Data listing
START

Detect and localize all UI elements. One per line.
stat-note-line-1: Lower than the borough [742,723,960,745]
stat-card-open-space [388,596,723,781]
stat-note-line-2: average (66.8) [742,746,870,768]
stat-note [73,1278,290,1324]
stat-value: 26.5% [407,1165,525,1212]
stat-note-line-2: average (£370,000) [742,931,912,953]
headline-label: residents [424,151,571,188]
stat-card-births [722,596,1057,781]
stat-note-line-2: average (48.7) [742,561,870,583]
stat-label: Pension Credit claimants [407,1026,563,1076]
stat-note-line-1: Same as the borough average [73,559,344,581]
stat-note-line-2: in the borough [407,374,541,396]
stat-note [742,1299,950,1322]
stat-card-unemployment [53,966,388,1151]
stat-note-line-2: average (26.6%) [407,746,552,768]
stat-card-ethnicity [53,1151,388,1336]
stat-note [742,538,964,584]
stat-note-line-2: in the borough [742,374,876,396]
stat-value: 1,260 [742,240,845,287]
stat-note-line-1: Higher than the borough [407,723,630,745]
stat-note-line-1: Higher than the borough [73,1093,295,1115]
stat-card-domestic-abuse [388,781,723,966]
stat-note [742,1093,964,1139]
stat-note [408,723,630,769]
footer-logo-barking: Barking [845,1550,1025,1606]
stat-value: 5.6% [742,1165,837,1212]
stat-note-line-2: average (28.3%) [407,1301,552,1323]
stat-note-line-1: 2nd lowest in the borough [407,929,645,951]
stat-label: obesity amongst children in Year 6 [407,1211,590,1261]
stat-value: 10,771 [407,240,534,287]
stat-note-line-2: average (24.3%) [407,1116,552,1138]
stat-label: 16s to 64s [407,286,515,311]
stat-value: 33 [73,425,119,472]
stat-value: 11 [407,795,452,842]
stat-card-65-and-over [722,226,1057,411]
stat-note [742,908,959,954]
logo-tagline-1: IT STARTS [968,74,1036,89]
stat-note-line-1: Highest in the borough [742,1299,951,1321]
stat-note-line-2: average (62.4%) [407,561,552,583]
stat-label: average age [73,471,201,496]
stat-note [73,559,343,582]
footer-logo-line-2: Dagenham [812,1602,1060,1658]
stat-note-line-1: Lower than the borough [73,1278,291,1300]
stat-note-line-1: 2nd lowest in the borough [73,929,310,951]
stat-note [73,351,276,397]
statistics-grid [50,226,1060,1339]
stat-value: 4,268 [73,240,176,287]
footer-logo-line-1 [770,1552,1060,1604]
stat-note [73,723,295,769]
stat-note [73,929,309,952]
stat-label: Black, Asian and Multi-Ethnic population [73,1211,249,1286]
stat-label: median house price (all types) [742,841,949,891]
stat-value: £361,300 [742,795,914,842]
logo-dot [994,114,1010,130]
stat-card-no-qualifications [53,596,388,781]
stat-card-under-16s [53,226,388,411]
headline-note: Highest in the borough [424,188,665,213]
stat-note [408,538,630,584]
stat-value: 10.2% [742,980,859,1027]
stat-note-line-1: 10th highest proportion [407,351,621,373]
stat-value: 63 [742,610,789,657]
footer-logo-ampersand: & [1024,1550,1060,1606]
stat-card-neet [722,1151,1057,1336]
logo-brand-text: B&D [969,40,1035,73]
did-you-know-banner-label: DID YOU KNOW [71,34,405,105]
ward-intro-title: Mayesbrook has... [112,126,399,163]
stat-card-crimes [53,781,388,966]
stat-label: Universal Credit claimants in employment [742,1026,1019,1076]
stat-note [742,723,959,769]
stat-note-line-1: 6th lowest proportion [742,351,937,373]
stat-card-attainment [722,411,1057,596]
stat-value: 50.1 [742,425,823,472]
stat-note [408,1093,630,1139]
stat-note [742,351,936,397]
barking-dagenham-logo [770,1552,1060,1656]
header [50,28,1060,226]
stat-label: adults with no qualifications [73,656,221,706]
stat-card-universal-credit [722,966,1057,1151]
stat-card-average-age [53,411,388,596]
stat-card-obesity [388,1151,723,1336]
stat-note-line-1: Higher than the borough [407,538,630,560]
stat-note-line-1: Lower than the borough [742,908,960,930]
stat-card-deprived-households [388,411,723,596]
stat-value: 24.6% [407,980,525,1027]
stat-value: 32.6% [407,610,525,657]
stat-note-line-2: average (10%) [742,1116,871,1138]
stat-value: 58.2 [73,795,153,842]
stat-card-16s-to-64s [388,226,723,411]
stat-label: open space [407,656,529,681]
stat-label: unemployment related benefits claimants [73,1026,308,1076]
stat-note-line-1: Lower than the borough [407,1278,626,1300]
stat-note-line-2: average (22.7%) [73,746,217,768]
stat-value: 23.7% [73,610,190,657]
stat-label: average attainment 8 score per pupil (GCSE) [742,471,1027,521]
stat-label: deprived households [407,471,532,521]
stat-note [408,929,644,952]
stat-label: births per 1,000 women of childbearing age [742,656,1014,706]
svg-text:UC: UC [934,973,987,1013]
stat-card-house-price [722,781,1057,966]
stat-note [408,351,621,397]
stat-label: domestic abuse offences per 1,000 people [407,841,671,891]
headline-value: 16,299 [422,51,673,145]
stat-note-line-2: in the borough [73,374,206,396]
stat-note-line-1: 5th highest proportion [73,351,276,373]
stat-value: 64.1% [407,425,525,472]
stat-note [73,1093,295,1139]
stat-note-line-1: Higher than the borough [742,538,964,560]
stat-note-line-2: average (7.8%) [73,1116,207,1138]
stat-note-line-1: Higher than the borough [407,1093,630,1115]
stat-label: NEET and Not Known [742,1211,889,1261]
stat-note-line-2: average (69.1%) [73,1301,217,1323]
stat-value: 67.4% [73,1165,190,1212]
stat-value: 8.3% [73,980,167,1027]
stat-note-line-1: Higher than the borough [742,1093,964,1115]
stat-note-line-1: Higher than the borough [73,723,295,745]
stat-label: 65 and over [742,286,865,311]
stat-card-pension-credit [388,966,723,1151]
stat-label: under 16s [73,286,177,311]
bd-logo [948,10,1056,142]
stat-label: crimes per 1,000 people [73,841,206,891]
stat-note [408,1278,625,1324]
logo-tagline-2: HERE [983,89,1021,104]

END

▶ The task
Copy the records word for word, starting at the first line and ending with the line that contains "footer-logo-barking: Barking [845,1550,1025,1606]", including that line.

▶ Solution to this task
Detect and localize all UI elements. One per line.
stat-note-line-1: Lower than the borough [742,723,960,745]
stat-card-open-space [388,596,723,781]
stat-note-line-2: average (66.8) [742,746,870,768]
stat-note [73,1278,290,1324]
stat-value: 26.5% [407,1165,525,1212]
stat-note-line-2: average (£370,000) [742,931,912,953]
headline-label: residents [424,151,571,188]
stat-card-births [722,596,1057,781]
stat-note-line-2: average (48.7) [742,561,870,583]
stat-label: Pension Credit claimants [407,1026,563,1076]
stat-note-line-1: Same as the borough average [73,559,344,581]
stat-note-line-2: in the borough [407,374,541,396]
stat-note [742,1299,950,1322]
stat-card-unemployment [53,966,388,1151]
stat-note-line-2: average (26.6%) [407,746,552,768]
stat-card-ethnicity [53,1151,388,1336]
stat-note [742,538,964,584]
stat-note-line-2: in the borough [742,374,876,396]
stat-value: 1,260 [742,240,845,287]
stat-note-line-1: Higher than the borough [407,723,630,745]
stat-note-line-1: Higher than the borough [73,1093,295,1115]
stat-card-domestic-abuse [388,781,723,966]
stat-note [742,1093,964,1139]
stat-note [408,723,630,769]
footer-logo-barking: Barking [845,1550,1025,1606]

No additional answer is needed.